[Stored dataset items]
+--

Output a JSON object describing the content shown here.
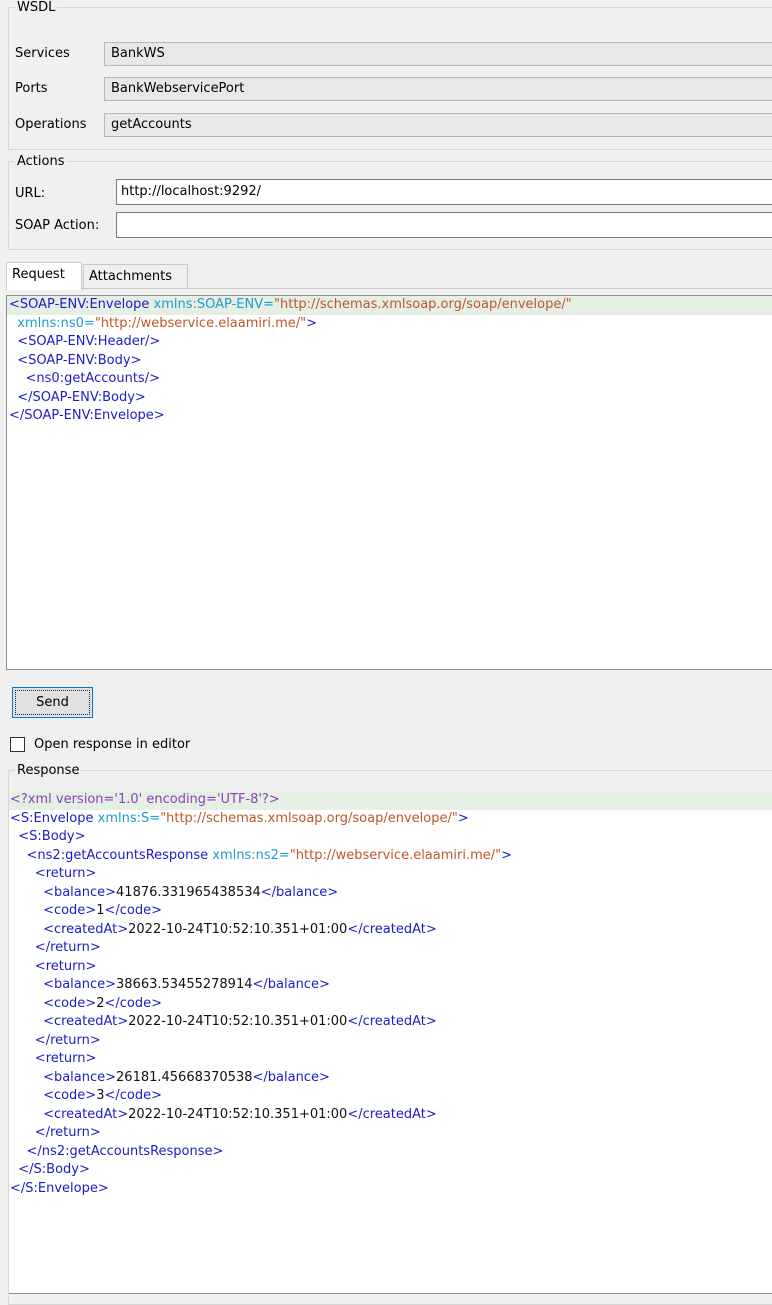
{
  "wsdl": {
    "legend": "WSDL",
    "services_label": "Services",
    "services_value": "BankWS",
    "ports_label": "Ports",
    "ports_value": "BankWebservicePort",
    "operations_label": "Operations",
    "operations_value": "getAccounts"
  },
  "actions": {
    "legend": "Actions",
    "url_label": "URL:",
    "url_value": "http://localhost:9292/",
    "soap_action_label": "SOAP Action:",
    "soap_action_value": ""
  },
  "tabs": [
    {
      "label": "Request",
      "selected": true
    },
    {
      "label": "Attachments",
      "selected": false
    }
  ],
  "request": {
    "lines": [
      [
        {
          "t": "tg",
          "v": "<SOAP-ENV:Envelope "
        },
        {
          "t": "at",
          "v": "xmlns:SOAP-ENV="
        },
        {
          "t": "vl",
          "v": "\"http://schemas.xmlsoap.org/soap/envelope/\""
        }
      ],
      [
        {
          "t": "tx",
          "v": "  "
        },
        {
          "t": "at",
          "v": "xmlns:ns0="
        },
        {
          "t": "vl",
          "v": "\"http://webservice.elaamiri.me/\""
        },
        {
          "t": "tg",
          "v": ">"
        }
      ],
      [
        {
          "t": "tx",
          "v": "  "
        },
        {
          "t": "tg",
          "v": "<SOAP-ENV:Header/>"
        }
      ],
      [
        {
          "t": "tx",
          "v": "  "
        },
        {
          "t": "tg",
          "v": "<SOAP-ENV:Body>"
        }
      ],
      [
        {
          "t": "tx",
          "v": "    "
        },
        {
          "t": "tg",
          "v": "<ns0:getAccounts/>"
        }
      ],
      [
        {
          "t": "tx",
          "v": "  "
        },
        {
          "t": "tg",
          "v": "</SOAP-ENV:Body>"
        }
      ],
      [
        {
          "t": "tg",
          "v": "</SOAP-ENV:Envelope>"
        }
      ]
    ]
  },
  "send_button": "Send",
  "open_in_editor": {
    "label": "Open response in editor",
    "checked": false
  },
  "response": {
    "legend": "Response",
    "lines": [
      [
        {
          "t": "pi",
          "v": "<?xml version='1.0' encoding='UTF-8'?>"
        }
      ],
      [
        {
          "t": "tg",
          "v": "<S:Envelope "
        },
        {
          "t": "at",
          "v": "xmlns:S="
        },
        {
          "t": "vl",
          "v": "\"http://schemas.xmlsoap.org/soap/envelope/\""
        },
        {
          "t": "tg",
          "v": ">"
        }
      ],
      [
        {
          "t": "tx",
          "v": "  "
        },
        {
          "t": "tg",
          "v": "<S:Body>"
        }
      ],
      [
        {
          "t": "tx",
          "v": "    "
        },
        {
          "t": "tg",
          "v": "<ns2:getAccountsResponse "
        },
        {
          "t": "at",
          "v": "xmlns:ns2="
        },
        {
          "t": "vl",
          "v": "\"http://webservice.elaamiri.me/\""
        },
        {
          "t": "tg",
          "v": ">"
        }
      ],
      [
        {
          "t": "tx",
          "v": "      "
        },
        {
          "t": "tg",
          "v": "<return>"
        }
      ],
      [
        {
          "t": "tx",
          "v": "        "
        },
        {
          "t": "tg",
          "v": "<balance>"
        },
        {
          "t": "tx",
          "v": "41876.331965438534"
        },
        {
          "t": "tg",
          "v": "</balance>"
        }
      ],
      [
        {
          "t": "tx",
          "v": "        "
        },
        {
          "t": "tg",
          "v": "<code>"
        },
        {
          "t": "tx",
          "v": "1"
        },
        {
          "t": "tg",
          "v": "</code>"
        }
      ],
      [
        {
          "t": "tx",
          "v": "        "
        },
        {
          "t": "tg",
          "v": "<createdAt>"
        },
        {
          "t": "tx",
          "v": "2022-10-24T10:52:10.351+01:00"
        },
        {
          "t": "tg",
          "v": "</createdAt>"
        }
      ],
      [
        {
          "t": "tx",
          "v": "      "
        },
        {
          "t": "tg",
          "v": "</return>"
        }
      ],
      [
        {
          "t": "tx",
          "v": "      "
        },
        {
          "t": "tg",
          "v": "<return>"
        }
      ],
      [
        {
          "t": "tx",
          "v": "        "
        },
        {
          "t": "tg",
          "v": "<balance>"
        },
        {
          "t": "tx",
          "v": "38663.53455278914"
        },
        {
          "t": "tg",
          "v": "</balance>"
        }
      ],
      [
        {
          "t": "tx",
          "v": "        "
        },
        {
          "t": "tg",
          "v": "<code>"
        },
        {
          "t": "tx",
          "v": "2"
        },
        {
          "t": "tg",
          "v": "</code>"
        }
      ],
      [
        {
          "t": "tx",
          "v": "        "
        },
        {
          "t": "tg",
          "v": "<createdAt>"
        },
        {
          "t": "tx",
          "v": "2022-10-24T10:52:10.351+01:00"
        },
        {
          "t": "tg",
          "v": "</createdAt>"
        }
      ],
      [
        {
          "t": "tx",
          "v": "      "
        },
        {
          "t": "tg",
          "v": "</return>"
        }
      ],
      [
        {
          "t": "tx",
          "v": "      "
        },
        {
          "t": "tg",
          "v": "<return>"
        }
      ],
      [
        {
          "t": "tx",
          "v": "        "
        },
        {
          "t": "tg",
          "v": "<balance>"
        },
        {
          "t": "tx",
          "v": "26181.45668370538"
        },
        {
          "t": "tg",
          "v": "</balance>"
        }
      ],
      [
        {
          "t": "tx",
          "v": "        "
        },
        {
          "t": "tg",
          "v": "<code>"
        },
        {
          "t": "tx",
          "v": "3"
        },
        {
          "t": "tg",
          "v": "</code>"
        }
      ],
      [
        {
          "t": "tx",
          "v": "        "
        },
        {
          "t": "tg",
          "v": "<createdAt>"
        },
        {
          "t": "tx",
          "v": "2022-10-24T10:52:10.351+01:00"
        },
        {
          "t": "tg",
          "v": "</createdAt>"
        }
      ],
      [
        {
          "t": "tx",
          "v": "      "
        },
        {
          "t": "tg",
          "v": "</return>"
        }
      ],
      [
        {
          "t": "tx",
          "v": "    "
        },
        {
          "t": "tg",
          "v": "</ns2:getAccountsResponse>"
        }
      ],
      [
        {
          "t": "tx",
          "v": "  "
        },
        {
          "t": "tg",
          "v": "</S:Body>"
        }
      ],
      [
        {
          "t": "tg",
          "v": "</S:Envelope>"
        }
      ]
    ]
  },
  "colors": {
    "tag": "#1c1cc6",
    "attribute": "#1e9bd0",
    "value": "#c0562a",
    "processing_instruction": "#8a3fbf",
    "current_line_highlight": "#e6efe3",
    "button_focus": "#0078d7"
  }
}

+--

> **What you have to do**:
Determine the number of lines in the records that include the string "xmlns", and respond with that number only.

> **Result of this task**:
4